Stated problem: Please restate the following records word for word.

-=-=-

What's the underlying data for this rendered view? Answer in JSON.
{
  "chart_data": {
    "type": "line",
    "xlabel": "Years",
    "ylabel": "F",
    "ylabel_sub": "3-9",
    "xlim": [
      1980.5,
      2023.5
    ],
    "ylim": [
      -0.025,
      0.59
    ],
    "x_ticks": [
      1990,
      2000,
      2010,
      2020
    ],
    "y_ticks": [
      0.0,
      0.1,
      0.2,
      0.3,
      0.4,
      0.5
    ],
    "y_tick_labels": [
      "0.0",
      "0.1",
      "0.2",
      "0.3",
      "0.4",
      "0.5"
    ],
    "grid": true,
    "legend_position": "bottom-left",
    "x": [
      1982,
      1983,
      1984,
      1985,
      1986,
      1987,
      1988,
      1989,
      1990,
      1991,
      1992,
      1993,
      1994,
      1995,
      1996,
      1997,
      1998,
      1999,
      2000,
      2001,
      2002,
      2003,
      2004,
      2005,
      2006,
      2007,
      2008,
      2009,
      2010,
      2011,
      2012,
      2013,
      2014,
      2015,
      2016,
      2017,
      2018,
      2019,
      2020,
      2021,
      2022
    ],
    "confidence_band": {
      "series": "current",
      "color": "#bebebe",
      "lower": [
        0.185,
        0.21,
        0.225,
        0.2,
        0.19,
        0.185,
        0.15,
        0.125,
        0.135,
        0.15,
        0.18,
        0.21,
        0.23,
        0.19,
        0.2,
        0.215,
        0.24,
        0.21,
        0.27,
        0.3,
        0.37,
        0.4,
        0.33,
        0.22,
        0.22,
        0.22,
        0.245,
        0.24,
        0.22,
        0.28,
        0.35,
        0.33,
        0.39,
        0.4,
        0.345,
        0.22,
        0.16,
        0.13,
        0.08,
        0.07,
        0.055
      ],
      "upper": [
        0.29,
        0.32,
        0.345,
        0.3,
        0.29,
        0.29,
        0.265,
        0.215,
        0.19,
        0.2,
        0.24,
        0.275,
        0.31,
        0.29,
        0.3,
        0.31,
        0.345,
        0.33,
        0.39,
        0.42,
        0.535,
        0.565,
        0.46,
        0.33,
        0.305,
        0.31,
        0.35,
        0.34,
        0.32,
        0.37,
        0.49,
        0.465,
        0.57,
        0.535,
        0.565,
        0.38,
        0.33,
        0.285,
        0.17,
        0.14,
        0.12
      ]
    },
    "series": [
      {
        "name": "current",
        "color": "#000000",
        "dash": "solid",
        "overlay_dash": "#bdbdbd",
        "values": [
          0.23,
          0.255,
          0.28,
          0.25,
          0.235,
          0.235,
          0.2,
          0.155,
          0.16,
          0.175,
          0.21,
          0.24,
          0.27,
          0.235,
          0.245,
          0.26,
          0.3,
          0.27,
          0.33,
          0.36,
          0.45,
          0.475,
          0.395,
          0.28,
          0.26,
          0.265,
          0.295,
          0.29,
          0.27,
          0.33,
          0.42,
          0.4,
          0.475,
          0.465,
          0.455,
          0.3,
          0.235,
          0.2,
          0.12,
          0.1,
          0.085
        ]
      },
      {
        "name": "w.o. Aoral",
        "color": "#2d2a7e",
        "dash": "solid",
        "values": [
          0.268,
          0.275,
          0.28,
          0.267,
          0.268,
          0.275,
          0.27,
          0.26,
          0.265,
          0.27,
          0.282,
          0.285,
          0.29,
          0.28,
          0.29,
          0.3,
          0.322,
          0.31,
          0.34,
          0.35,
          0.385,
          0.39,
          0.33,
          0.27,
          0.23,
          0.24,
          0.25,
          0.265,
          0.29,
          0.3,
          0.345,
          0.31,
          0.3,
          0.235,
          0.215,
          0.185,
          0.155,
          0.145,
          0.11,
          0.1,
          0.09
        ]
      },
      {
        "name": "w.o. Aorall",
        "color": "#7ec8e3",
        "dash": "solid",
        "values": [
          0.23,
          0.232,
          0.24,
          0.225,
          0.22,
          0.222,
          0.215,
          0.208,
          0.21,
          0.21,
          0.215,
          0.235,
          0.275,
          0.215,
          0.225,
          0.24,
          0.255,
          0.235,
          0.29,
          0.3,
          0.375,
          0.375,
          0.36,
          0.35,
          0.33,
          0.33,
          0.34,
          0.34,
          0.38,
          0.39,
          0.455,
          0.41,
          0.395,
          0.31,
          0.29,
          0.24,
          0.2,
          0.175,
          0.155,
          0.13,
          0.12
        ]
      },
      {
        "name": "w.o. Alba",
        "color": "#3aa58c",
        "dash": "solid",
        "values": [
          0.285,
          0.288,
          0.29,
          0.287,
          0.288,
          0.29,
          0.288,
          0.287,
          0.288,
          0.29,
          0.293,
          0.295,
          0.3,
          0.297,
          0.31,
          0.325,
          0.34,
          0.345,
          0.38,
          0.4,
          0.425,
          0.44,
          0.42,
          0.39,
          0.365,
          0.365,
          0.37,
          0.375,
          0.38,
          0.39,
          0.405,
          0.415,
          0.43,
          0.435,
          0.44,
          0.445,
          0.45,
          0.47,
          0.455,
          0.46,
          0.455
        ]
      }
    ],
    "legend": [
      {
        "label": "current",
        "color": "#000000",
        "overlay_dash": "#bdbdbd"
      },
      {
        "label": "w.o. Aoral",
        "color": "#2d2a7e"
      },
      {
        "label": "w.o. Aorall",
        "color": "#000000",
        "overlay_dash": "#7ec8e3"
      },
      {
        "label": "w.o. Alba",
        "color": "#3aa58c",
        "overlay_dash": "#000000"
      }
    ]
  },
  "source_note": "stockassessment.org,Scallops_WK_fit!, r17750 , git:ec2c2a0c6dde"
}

-=-=-

The output:
What's the underlying data for this rendered view? Answer in JSON.
{
  "chart_data": {
    "type": "line",
    "xlabel": "Years",
    "ylabel": "F",
    "ylabel_sub": "3-9",
    "xlim": [
      1980.5,
      2023.5
    ],
    "ylim": [
      -0.025,
      0.59
    ],
    "x_ticks": [
      1990,
      2000,
      2010,
      2020
    ],
    "y_ticks": [
      0.0,
      0.1,
      0.2,
      0.3,
      0.4,
      0.5
    ],
    "y_tick_labels": [
      "0.0",
      "0.1",
      "0.2",
      "0.3",
      "0.4",
      "0.5"
    ],
    "grid": true,
    "legend_position": "bottom-left",
    "x": [
      1982,
      1983,
      1984,
      1985,
      1986,
      1987,
      1988,
      1989,
      1990,
      1991,
      1992,
      1993,
      1994,
      1995,
      1996,
      1997,
      1998,
      1999,
      2000,
      2001,
      2002,
      2003,
      2004,
      2005,
      2006,
      2007,
      2008,
      2009,
      2010,
      2011,
      2012,
      2013,
      2014,
      2015,
      2016,
      2017,
      2018,
      2019,
      2020,
      2021,
      2022
    ],
    "confidence_band": {
      "series": "current",
      "color": "#bebebe",
      "lower": [
        0.185,
        0.21,
        0.225,
        0.2,
        0.19,
        0.185,
        0.15,
        0.125,
        0.135,
        0.15,
        0.18,
        0.21,
        0.23,
        0.19,
        0.2,
        0.215,
        0.24,
        0.21,
        0.27,
        0.3,
        0.37,
        0.4,
        0.33,
        0.22,
        0.22,
        0.22,
        0.245,
        0.24,
        0.22,
        0.28,
        0.35,
        0.33,
        0.39,
        0.4,
        0.345,
        0.22,
        0.16,
        0.13,
        0.08,
        0.07,
        0.055
      ],
      "upper": [
        0.29,
        0.32,
        0.345,
        0.3,
        0.29,
        0.29,
        0.265,
        0.215,
        0.19,
        0.2,
        0.24,
        0.275,
        0.31,
        0.29,
        0.3,
        0.31,
        0.345,
        0.33,
        0.39,
        0.42,
        0.535,
        0.565,
        0.46,
        0.33,
        0.305,
        0.31,
        0.35,
        0.34,
        0.32,
        0.37,
        0.49,
        0.465,
        0.57,
        0.535,
        0.565,
        0.38,
        0.33,
        0.285,
        0.17,
        0.14,
        0.12
      ]
    },
    "series": [
      {
        "name": "current",
        "color": "#000000",
        "dash": "solid",
        "overlay_dash": "#bdbdbd",
        "values": [
          0.23,
          0.255,
          0.28,
          0.25,
          0.235,
          0.235,
          0.2,
          0.155,
          0.16,
          0.175,
          0.21,
          0.24,
          0.27,
          0.235,
          0.245,
          0.26,
          0.3,
          0.27,
          0.33,
          0.36,
          0.45,
          0.475,
          0.395,
          0.28,
          0.26,
          0.265,
          0.295,
          0.29,
          0.27,
          0.33,
          0.42,
          0.4,
          0.475,
          0.465,
          0.455,
          0.3,
          0.235,
          0.2,
          0.12,
          0.1,
          0.085
        ]
      },
      {
        "name": "w.o. Aoral",
        "color": "#2d2a7e",
        "dash": "solid",
        "values": [
          0.268,
          0.275,
          0.28,
          0.267,
          0.268,
          0.275,
          0.27,
          0.26,
          0.265,
          0.27,
          0.282,
          0.285,
          0.29,
          0.28,
          0.29,
          0.3,
          0.322,
          0.31,
          0.34,
          0.35,
          0.385,
          0.39,
          0.33,
          0.27,
          0.23,
          0.24,
          0.25,
          0.265,
          0.29,
          0.3,
          0.345,
          0.31,
          0.3,
          0.235,
          0.215,
          0.185,
          0.155,
          0.145,
          0.11,
          0.1,
          0.09
        ]
      },
      {
        "name": "w.o. Aorall",
        "color": "#7ec8e3",
        "dash": "solid",
        "values": [
          0.23,
          0.232,
          0.24,
          0.225,
          0.22,
          0.222,
          0.215,
          0.208,
          0.21,
          0.21,
          0.215,
          0.235,
          0.275,
          0.215,
          0.225,
          0.24,
          0.255,
          0.235,
          0.29,
          0.3,
          0.375,
          0.375,
          0.36,
          0.35,
          0.33,
          0.33,
          0.34,
          0.34,
          0.38,
          0.39,
          0.455,
          0.41,
          0.395,
          0.31,
          0.29,
          0.24,
          0.2,
          0.175,
          0.155,
          0.13,
          0.12
        ]
      },
      {
        "name": "w.o. Alba",
        "color": "#3aa58c",
        "dash": "solid",
        "values": [
          0.285,
          0.288,
          0.29,
          0.287,
          0.288,
          0.29,
          0.288,
          0.287,
          0.288,
          0.29,
          0.293,
          0.295,
          0.3,
          0.297,
          0.31,
          0.325,
          0.34,
          0.345,
          0.38,
          0.4,
          0.425,
          0.44,
          0.42,
          0.39,
          0.365,
          0.365,
          0.37,
          0.375,
          0.38,
          0.39,
          0.405,
          0.415,
          0.43,
          0.435,
          0.44,
          0.445,
          0.45,
          0.47,
          0.455,
          0.46,
          0.455
        ]
      }
    ],
    "legend": [
      {
        "label": "current",
        "color": "#000000",
        "overlay_dash": "#bdbdbd"
      },
      {
        "label": "w.o. Aoral",
        "color": "#2d2a7e"
      },
      {
        "label": "w.o. Aorall",
        "color": "#000000",
        "overlay_dash": "#7ec8e3"
      },
      {
        "label": "w.o. Alba",
        "color": "#3aa58c",
        "overlay_dash": "#000000"
      }
    ]
  },
  "source_note": "stockassessment.org,Scallops_WK_fit!, r17750 , git:ec2c2a0c6dde"
}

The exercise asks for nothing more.